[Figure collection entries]
-- start --

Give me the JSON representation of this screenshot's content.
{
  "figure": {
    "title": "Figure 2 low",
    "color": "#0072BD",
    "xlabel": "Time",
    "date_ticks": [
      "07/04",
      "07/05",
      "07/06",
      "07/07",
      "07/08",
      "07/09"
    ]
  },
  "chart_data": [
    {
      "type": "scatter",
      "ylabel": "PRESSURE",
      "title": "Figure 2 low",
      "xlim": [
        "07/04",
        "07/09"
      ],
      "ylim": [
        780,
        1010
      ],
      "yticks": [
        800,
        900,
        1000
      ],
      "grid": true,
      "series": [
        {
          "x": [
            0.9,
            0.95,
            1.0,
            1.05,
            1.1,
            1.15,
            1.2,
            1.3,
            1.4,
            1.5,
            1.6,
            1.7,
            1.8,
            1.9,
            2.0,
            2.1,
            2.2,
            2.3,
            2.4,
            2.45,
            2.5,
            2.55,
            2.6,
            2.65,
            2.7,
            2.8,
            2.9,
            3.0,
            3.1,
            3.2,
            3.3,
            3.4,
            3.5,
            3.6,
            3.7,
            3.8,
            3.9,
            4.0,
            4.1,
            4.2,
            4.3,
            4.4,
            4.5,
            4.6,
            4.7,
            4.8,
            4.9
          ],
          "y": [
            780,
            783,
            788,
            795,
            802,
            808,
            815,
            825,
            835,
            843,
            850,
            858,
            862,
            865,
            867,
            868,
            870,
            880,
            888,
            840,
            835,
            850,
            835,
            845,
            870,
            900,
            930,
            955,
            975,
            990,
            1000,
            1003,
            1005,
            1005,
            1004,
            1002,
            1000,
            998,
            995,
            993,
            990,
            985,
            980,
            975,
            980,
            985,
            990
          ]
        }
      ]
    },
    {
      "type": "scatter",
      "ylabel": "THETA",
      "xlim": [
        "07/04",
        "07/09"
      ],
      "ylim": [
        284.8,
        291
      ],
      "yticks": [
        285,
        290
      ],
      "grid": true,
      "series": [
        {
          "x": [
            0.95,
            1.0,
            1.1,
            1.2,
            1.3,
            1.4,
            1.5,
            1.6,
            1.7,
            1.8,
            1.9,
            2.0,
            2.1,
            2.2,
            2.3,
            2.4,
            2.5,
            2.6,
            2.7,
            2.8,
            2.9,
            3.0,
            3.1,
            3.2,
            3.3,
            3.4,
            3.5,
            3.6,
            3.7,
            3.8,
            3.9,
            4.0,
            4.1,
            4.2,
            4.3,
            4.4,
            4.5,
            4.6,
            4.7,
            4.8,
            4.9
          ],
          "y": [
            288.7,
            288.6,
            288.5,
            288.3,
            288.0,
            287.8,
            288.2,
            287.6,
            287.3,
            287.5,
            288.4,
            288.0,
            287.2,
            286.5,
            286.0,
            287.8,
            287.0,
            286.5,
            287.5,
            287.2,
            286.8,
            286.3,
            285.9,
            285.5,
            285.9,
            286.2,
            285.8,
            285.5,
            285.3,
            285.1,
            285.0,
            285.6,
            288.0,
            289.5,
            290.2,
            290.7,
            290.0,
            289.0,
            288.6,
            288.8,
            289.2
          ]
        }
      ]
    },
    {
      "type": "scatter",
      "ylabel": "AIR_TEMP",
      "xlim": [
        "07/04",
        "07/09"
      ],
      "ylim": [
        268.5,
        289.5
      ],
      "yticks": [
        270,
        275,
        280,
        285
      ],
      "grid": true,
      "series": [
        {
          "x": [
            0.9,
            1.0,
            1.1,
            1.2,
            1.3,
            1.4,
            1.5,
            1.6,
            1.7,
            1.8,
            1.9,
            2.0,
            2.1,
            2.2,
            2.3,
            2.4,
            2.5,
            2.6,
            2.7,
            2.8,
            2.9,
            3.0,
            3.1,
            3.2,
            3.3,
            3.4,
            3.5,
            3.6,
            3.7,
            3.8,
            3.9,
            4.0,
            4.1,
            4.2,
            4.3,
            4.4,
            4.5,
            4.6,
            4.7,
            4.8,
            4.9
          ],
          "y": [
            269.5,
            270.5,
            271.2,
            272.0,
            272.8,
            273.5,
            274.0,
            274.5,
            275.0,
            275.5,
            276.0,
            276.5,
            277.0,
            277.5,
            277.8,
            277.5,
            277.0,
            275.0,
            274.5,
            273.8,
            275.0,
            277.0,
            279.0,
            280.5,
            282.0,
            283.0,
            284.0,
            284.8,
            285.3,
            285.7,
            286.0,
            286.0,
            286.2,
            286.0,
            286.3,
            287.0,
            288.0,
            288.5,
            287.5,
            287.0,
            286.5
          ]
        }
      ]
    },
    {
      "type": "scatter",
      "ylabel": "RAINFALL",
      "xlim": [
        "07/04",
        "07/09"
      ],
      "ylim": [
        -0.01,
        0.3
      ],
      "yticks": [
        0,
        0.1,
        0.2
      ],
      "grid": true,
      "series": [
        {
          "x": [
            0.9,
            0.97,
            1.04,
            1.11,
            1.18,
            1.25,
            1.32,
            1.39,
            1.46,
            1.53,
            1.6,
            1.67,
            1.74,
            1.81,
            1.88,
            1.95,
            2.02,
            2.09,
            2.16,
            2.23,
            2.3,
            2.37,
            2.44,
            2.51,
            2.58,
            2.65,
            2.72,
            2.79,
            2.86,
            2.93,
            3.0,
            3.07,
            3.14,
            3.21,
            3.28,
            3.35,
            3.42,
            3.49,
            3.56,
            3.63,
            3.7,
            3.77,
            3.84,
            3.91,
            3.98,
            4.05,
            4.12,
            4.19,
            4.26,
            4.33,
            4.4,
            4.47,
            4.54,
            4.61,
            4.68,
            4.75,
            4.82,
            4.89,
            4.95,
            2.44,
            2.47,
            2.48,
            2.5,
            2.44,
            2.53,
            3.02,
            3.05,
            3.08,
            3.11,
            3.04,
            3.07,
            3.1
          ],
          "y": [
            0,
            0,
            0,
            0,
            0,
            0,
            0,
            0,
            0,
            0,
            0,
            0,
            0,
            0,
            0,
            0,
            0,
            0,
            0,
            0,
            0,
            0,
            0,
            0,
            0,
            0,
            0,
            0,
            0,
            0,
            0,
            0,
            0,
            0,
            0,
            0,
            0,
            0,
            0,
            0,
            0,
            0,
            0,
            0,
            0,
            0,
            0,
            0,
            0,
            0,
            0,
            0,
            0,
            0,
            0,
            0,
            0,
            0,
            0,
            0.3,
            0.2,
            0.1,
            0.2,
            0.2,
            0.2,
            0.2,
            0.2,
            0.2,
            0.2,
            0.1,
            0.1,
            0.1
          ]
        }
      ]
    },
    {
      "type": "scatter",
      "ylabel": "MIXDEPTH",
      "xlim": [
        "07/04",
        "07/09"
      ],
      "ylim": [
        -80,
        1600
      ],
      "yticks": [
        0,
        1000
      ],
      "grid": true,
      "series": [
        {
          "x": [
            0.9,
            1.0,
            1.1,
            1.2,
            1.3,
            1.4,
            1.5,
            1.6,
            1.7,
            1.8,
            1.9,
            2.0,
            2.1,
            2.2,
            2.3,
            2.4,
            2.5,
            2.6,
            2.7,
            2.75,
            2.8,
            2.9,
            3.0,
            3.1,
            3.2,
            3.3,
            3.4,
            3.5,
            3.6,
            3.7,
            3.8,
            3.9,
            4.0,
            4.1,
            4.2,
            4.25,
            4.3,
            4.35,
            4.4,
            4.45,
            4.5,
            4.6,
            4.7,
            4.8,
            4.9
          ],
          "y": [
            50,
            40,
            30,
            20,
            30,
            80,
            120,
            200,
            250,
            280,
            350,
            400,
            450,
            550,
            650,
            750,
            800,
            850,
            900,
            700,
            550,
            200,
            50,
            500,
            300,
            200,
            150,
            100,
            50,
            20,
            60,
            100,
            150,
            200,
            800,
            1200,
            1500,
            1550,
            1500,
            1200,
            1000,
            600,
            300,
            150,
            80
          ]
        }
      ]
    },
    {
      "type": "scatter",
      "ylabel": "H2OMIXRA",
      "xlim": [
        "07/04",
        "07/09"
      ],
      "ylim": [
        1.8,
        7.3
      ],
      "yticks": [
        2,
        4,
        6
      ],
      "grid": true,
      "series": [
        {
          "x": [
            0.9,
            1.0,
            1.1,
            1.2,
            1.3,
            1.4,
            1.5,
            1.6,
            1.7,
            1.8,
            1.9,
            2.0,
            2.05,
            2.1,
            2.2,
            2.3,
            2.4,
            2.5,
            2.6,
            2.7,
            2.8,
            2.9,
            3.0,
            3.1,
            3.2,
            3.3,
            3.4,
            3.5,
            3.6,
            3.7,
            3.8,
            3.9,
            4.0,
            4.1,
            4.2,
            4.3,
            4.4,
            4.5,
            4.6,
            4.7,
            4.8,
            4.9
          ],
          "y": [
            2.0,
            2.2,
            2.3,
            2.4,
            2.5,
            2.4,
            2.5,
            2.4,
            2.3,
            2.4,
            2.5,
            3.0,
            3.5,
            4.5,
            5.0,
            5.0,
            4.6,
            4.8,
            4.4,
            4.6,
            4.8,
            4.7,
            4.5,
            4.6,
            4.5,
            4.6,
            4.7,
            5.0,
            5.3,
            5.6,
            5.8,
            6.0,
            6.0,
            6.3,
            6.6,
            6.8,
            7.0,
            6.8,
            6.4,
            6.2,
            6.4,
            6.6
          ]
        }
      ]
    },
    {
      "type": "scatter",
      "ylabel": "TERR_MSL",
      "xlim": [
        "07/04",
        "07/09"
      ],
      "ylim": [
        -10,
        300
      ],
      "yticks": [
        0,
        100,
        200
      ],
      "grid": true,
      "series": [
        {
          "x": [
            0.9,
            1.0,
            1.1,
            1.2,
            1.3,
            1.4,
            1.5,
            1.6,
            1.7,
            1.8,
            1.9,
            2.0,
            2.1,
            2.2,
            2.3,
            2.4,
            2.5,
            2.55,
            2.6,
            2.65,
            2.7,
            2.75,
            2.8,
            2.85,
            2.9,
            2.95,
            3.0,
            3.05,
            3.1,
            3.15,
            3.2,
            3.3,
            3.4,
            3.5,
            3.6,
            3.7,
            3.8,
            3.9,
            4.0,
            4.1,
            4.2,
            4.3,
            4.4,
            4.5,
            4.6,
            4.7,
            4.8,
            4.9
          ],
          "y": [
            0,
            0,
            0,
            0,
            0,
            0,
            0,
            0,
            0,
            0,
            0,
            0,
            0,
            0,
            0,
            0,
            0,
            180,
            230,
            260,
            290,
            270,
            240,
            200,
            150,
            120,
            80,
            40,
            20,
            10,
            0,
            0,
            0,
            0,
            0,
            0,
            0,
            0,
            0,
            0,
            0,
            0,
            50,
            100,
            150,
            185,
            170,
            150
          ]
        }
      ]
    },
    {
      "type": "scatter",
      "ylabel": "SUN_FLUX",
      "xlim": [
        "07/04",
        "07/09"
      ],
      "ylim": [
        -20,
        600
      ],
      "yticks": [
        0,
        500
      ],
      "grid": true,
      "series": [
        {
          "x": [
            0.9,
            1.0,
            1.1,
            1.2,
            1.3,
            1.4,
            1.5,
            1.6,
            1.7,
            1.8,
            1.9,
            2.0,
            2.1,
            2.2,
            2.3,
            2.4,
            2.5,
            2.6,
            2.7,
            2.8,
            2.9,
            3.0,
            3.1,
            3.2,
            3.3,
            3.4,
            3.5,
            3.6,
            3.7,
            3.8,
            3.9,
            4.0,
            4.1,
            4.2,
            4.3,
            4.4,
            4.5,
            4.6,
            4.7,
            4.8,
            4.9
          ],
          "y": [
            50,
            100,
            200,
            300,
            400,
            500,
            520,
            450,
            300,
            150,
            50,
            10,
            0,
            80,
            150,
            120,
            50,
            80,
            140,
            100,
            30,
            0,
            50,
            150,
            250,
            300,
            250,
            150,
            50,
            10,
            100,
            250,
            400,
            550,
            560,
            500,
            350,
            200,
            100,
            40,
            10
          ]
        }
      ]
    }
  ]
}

-- end --

• [What the task requires]:
Within the listing above, copy each line that has the string "title".

• [Completed task]:
    "title": "Figure 2 low",
      "title": "Figure 2 low",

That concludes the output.